## STATED TASK
Answer with a single number: the count of lines that hold "aszalt".

## PROVIDED RECORDS
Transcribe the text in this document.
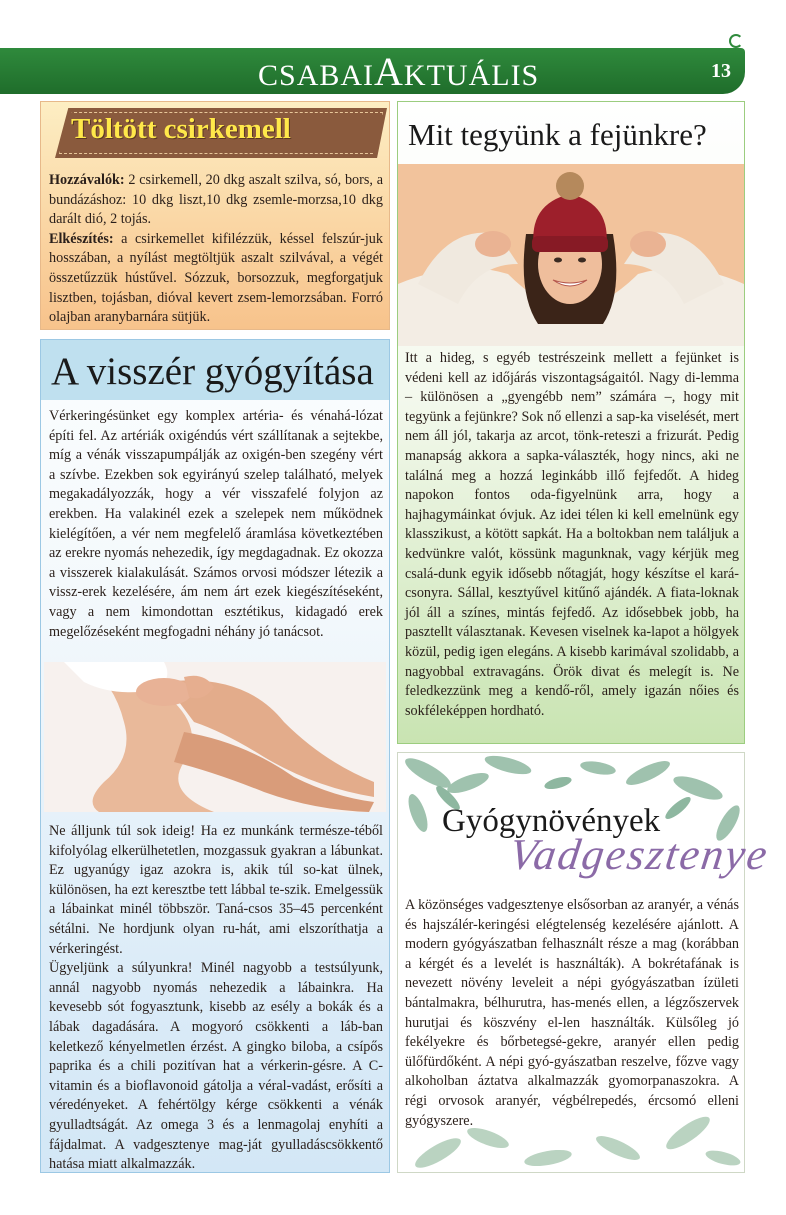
CSABAIAKTUÁLIS	13
Töltött csirkemell
Hozzávalók: 2 csirkemell, 20 dkg aszalt szilva, só, bors, a bundázáshoz: 10 dkg liszt,10 dkg zsemle-morzsa,10 dkg darált dió, 2 tojás.
Elkészítés: a csirkemellet kifilézzük, késsel felszúr-juk hosszában, a nyílást megtöltjük aszalt szilvával, a végét összetűzzük hústűvel. Sózzuk, borsozzuk, megforgatjuk lisztben, tojásban, dióval kevert zsem-lemorzsában. Forró olajban aranybarnára sütjük.
A visszér gyógyítása
Vérkeringésünket egy komplex artéria- és vénahá-lózat építi fel. Az artériák oxigéndús vért szállítanak a sejtekbe, míg a vénák visszapumpálják az oxigén-ben szegény vért a szívbe. Ezekben sok egyirányú szelep található, melyek megakadályozzák, hogy a vér visszafelé folyjon az erekben. Ha valakinél ezek a szelepek nem működnek kielégítően, a vér nem megfelelő áramlása következtében az erekre nyomás nehezedik, így megdagadnak. Ez okozza a visszerek kialakulását. Számos orvosi módszer létezik a vissz-erek kezelésére, ám nem árt ezek kiegészítéseként, vagy a nem kimondottan esztétikus, kidagadó erek megelőzéseként megfogadni néhány jó tanácsot.
Ne álljunk túl sok ideig! Ha ez munkánk természe-téből kifolyólag elkerülhetetlen, mozgassuk gyakran a lábunkat. Ez ugyanúgy igaz azokra is, akik túl so-kat ülnek, különösen, ha ezt keresztbe tett lábbal te-szik. Emelgessük a lábainkat minél többször. Taná-csos 35–45 percenként sétálni. Ne hordjunk olyan ru-hát, ami elszoríthatja a vérkeringést.
Ügyeljünk a súlyunkra! Minél nagyobb a testsúlyunk, annál nagyobb nyomás nehezedik a lábainkra. Ha kevesebb sót fogyasztunk, kisebb az esély a bokák és a lábak dagadására. A mogyoró csökkenti a láb-ban keletkező kényelmetlen érzést. A gingko biloba, a csípős paprika és a chili pozitívan hat a vérkerin-gésre. A C-vitamin és a bioflavonoid gátolja a véral-vadást, erősíti a véredényeket. A fehértölgy kérge csökkenti a vénák gyulladtságát. Az omega 3 és a lenmagolaj enyhíti a fájdalmat. A vadgesztenye mag-ját gyulladáscsökkentő hatása miatt alkalmazzák.
Mit tegyünk a fejünkre?
Itt a hideg, s egyéb testrészeink mellett a fejünket is védeni kell az időjárás viszontagságaitól. Nagy di-lemma – különösen a „gyengébb nem” számára –, hogy mit tegyünk a fejünkre? Sok nő ellenzi a sap-ka viselését, mert nem áll jól, takarja az arcot, tönk-reteszi a frizurát. Pedig manapság akkora a sapka-választék, hogy nincs, aki ne találná meg a hozzá leginkább illő fejfedőt. A hideg napokon fontos oda-figyelnünk arra, hogy a hajhagymáinkat óvjuk. Az idei télen ki kell emelnünk egy klasszikust, a kötött sapkát. Ha a boltokban nem találjuk a kedvünkre valót, kössünk magunknak, vagy kérjük meg csalá-dunk egyik idősebb nőtagját, hogy készítse el kará-csonyra. Sállal, kesztyűvel kitűnő ajándék. A fiata-loknak jól áll a színes, mintás fejfedő. Az idősebbek jobb, ha pasztellt választanak. Kevesen viselnek ka-lapot a hölgyek közül, pedig igen elegáns. A kisebb karimával szolidabb, a nagyobbal extravagáns. Örök divat és melegít is. Ne feledkezzünk meg a kendő-ről, amely igazán nőies és sokféleképpen hordható.
Gyógynövények
Vadgesztenye
A közönséges vadgesztenye elsősorban az aranyér, a vénás és hajszálér-keringési elégtelenség kezelésére ajánlott. A modern gyógyászatban felhasznált része a mag (korábban a kérgét és a levelét is használták). A bokrétafának is nevezett növény leveleit a népi gyógyászatban ízületi bántalmakra, bélhurutra, has-menés ellen, a légzőszervek hurutjai és köszvény el-len használták. Külsőleg jó fekélyekre és bőrbetegsé-gekre, aranyér ellen pedig ülőfürdőként. A népi gyó-gyászatban reszelve, főzve vagy alkoholban áztatva alkalmazzák gyomorpanaszokra. A régi orvosok aranyér, végbélrepedés, ércsomó elleni gyógyszere.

## SOLUTION TO THE PROBLEM
2